_BRANO DEL TESTO_.
+ + + + +

Può sembrare paradossale, ma se abbiamo un’idea abbastanza chiara di quale fosse la prassi degli antichi romani nel misurare i terreni, questo grazie ai Gromatici veteres, una corposa raccolta di manuali di agrimensura messa insieme durante il V secolo d.C. la nostra conoscenza, per quanto attiene alla legislazione amministrativa e catastale, specialmente urbana, è invece alquanto sommaria.
Grazie ai Gromatici veteres, sappiamo come funzionasse la groma. lo strumento utilizzato nel tracciare sul territorio allineamenti tra loro ortogonali, costituita da un’asta verticale che si conficcava nel terreno e recante in sommità un braccio di sostegno per due aste tra loro ortogonali. Le estremità delle aste avevano dei fori a distanza uguale sui quali venivano appesi dei fili a piombo, che risultavano due a due tra loro ortogonali. O come utilizzassero, per misurare le inclinazioni del terreno, una sorta di antenata della nostra livella.
E tramite questi strumenti, I Romani delimitarono vaste estensioni di terra mediante limitationes (delimitazioni, limitazioni), che per lo più erano centuriationes (centuriazioni), composte da quadrati o rettangoli di terreno definiti da vie di campagne dette limites (limiti) fra loro parallele o ortogonali, o strigationes, vale a dire suddividendo i campi in strisce separate da limiti paralleli. Gli spazi fra limiti
successivi, sempre uniformi nell’ambito di una singola limitatio, erano costantemente pari a un multiplo di un actus (=35,48 m) o, in vari casi di più antica delimitazione, di un vorsus (= 30 m). I limiti principali nelle centuriazioni erano il decumano massimo e il cardine massimo e tutti gli altri limiti erano paralleli a uno dei due. L’orientamento più ortodosso per tali limiti, precisamente definito nel Corpus, era da oriente a occidente per i decumani e dal meridione al settentrione per i cardini.

+ + + + +

_ESTRATTI DEI DATI_.

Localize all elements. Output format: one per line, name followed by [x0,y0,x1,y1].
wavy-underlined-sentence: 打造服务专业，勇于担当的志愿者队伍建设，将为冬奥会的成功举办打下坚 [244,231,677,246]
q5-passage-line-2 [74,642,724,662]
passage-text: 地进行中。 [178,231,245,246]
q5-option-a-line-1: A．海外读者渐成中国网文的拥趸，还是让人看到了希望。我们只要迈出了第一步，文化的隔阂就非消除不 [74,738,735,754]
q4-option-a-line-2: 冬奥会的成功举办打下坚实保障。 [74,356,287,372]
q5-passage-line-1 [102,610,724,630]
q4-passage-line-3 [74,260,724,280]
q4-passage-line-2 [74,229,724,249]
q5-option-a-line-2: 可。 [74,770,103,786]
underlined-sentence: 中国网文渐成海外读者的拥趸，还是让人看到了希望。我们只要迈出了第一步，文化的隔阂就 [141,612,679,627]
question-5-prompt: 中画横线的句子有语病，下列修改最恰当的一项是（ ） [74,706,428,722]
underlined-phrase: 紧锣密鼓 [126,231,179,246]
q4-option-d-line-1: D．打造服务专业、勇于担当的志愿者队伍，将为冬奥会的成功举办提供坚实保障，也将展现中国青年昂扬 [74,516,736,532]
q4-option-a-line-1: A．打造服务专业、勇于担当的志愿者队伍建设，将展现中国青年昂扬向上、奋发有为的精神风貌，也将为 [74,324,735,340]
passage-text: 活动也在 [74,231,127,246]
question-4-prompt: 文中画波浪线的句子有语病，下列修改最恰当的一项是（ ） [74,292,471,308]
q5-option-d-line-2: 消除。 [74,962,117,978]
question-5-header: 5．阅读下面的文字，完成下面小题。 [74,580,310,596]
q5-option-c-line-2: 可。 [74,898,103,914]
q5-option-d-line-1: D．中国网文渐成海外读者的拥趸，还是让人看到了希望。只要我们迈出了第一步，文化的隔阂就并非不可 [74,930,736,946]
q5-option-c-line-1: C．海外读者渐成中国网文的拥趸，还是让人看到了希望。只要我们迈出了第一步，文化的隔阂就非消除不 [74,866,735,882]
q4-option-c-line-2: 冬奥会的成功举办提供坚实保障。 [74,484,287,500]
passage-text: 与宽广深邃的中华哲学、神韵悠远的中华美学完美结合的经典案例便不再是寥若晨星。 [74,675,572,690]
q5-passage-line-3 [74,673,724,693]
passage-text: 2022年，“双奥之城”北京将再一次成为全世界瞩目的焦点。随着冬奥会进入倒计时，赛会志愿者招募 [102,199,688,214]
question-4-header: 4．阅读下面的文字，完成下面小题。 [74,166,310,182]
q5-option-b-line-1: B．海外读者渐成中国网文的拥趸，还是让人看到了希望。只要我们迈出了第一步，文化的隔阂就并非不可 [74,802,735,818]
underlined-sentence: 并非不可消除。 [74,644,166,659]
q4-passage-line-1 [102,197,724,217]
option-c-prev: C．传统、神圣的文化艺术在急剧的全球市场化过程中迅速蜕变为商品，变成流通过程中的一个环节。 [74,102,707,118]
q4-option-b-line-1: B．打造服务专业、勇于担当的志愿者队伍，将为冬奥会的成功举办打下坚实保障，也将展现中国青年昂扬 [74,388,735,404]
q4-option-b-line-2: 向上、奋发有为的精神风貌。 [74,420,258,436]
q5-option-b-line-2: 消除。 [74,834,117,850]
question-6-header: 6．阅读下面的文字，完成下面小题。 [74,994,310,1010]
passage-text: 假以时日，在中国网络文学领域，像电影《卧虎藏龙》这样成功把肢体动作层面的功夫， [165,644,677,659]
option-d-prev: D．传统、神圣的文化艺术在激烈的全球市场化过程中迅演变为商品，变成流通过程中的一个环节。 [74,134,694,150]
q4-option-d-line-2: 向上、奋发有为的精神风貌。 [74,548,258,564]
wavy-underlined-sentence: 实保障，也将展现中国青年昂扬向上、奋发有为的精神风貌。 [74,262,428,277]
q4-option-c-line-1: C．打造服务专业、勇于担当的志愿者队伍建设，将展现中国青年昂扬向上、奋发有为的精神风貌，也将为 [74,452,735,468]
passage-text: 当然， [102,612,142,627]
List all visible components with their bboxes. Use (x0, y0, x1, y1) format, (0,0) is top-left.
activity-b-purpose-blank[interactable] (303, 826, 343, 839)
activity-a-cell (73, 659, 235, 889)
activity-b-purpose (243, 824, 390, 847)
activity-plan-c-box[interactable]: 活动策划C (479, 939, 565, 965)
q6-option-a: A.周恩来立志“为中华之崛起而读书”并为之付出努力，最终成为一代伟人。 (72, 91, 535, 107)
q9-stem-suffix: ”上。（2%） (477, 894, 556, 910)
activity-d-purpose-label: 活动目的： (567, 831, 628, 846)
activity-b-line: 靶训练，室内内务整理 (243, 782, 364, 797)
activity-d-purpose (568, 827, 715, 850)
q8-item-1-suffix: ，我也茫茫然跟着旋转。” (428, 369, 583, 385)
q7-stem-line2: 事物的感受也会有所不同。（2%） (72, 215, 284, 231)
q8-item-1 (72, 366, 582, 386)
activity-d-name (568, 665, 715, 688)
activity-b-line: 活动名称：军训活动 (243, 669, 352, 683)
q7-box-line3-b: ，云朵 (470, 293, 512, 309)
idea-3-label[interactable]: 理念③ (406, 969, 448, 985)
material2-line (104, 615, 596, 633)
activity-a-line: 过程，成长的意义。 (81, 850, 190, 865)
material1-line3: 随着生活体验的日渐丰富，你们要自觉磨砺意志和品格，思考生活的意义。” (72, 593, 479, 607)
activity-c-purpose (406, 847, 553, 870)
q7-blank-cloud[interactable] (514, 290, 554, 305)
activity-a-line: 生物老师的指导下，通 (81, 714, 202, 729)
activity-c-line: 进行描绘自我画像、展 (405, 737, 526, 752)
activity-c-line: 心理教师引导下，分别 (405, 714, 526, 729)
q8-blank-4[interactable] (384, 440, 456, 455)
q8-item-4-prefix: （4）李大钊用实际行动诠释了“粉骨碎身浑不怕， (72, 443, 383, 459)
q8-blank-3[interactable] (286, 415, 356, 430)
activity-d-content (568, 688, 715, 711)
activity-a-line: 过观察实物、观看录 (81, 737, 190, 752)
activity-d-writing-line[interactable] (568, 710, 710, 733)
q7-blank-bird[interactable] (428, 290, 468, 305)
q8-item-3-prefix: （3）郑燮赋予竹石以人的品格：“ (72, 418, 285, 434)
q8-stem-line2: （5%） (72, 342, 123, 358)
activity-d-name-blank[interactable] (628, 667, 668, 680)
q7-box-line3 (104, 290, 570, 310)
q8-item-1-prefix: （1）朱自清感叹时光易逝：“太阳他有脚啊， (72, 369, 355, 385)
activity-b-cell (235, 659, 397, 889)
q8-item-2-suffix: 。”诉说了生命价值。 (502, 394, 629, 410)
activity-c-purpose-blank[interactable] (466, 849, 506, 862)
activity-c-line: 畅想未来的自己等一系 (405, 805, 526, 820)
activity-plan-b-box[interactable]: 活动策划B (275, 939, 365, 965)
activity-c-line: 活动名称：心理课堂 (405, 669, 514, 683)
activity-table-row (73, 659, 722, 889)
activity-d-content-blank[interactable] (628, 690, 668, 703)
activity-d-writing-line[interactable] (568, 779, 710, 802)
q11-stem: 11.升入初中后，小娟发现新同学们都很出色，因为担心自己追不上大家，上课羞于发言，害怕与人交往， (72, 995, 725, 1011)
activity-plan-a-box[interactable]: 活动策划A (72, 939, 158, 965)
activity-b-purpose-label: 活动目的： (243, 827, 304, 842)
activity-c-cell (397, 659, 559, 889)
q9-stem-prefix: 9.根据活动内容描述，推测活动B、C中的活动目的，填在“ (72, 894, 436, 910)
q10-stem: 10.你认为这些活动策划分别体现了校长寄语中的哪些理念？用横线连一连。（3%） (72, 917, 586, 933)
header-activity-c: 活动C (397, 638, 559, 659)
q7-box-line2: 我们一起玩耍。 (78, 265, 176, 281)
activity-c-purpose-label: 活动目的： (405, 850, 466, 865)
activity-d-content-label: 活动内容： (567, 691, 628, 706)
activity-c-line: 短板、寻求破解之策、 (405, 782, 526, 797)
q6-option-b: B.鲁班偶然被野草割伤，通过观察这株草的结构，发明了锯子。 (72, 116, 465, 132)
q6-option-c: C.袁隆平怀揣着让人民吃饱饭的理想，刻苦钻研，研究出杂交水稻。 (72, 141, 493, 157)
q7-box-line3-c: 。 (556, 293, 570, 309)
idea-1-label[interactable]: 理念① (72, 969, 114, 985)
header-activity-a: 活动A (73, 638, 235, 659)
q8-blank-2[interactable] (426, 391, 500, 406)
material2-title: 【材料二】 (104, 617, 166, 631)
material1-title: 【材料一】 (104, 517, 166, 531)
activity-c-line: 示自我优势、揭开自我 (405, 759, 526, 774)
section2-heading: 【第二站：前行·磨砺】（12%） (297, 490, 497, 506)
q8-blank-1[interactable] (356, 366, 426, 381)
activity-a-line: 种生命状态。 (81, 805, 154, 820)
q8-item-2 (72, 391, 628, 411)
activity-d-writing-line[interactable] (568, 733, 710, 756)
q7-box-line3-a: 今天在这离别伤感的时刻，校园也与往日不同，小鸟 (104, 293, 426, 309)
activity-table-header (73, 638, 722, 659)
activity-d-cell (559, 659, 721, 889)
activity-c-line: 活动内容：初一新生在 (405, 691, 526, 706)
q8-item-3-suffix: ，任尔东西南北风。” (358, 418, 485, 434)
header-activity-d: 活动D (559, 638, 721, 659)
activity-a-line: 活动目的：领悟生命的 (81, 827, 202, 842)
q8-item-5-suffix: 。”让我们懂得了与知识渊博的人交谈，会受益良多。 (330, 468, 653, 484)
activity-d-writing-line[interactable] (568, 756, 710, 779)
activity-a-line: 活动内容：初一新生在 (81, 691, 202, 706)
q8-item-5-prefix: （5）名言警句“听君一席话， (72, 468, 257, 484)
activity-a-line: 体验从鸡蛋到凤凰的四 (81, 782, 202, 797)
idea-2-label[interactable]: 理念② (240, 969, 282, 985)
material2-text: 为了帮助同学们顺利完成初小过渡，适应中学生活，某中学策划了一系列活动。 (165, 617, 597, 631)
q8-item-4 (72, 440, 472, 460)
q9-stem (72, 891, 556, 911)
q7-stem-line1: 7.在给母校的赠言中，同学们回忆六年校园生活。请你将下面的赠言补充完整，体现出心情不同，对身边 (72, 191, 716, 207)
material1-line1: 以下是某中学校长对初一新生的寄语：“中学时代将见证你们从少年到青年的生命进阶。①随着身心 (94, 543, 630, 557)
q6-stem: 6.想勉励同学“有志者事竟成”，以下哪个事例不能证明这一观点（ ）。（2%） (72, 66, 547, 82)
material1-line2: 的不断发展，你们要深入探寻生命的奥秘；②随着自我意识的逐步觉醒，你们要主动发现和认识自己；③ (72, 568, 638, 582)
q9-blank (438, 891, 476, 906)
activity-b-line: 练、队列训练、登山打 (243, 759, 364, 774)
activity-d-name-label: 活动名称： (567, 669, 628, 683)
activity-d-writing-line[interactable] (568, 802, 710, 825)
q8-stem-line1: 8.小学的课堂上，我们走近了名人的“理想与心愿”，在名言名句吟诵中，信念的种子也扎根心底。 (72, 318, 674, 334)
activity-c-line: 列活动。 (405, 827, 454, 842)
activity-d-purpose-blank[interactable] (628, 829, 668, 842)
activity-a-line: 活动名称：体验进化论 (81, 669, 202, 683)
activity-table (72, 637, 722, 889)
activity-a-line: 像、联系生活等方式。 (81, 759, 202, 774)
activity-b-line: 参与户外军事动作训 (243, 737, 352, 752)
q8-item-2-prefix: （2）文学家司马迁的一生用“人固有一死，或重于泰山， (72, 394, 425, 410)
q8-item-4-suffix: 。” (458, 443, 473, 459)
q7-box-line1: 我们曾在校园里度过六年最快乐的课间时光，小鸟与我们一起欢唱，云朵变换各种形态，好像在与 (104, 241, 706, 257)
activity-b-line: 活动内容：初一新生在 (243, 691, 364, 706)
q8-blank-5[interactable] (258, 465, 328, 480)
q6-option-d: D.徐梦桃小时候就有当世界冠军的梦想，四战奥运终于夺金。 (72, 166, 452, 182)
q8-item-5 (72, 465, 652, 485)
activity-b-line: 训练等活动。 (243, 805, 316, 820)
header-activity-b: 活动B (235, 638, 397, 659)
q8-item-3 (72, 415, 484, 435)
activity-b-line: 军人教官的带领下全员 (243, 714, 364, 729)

+ + + + +

_COMPITO 1_. Nel brano sull'agrimensura romana, a quanti metri corrisponde un actus?
_COMPITO 2_. Trascrivi parola per parola il passo del brano sull'agrimensura romana che inizia con "Grazie ai Gromatici veteres, sappiamo" e termina con "della nostra livella.".
_COMPITO 3_. Elenca tutti i termini latini che il brano sull'agrimensura romana accompagna con una traduzione italiana tra parentesi.

_RISPOSTA COMPLETA 1_. Un actus corrisponde a 35,48 m.

_RISPOSTA COMPLETA 2_.
Grazie ai Gromatici veteres, sappiamo come funzionasse la groma. lo strumento utilizzato nel tracciare sul territorio allineamenti tra loro ortogonali, costituita da un’asta verticale che si conficcava nel terreno e recante in sommità un braccio di sostegno per due aste tra loro ortogonali. Le estremità delle aste avevano dei fori a distanza uguale sui quali venivano appesi dei fili a piombo, che risultavano due a due tra loro ortogonali. O come utilizzassero, per misurare le inclinazioni del terreno, una sorta di antenata della nostra livella.

_RISPOSTA COMPLETA 3_.
limitationes
centuriationes
limites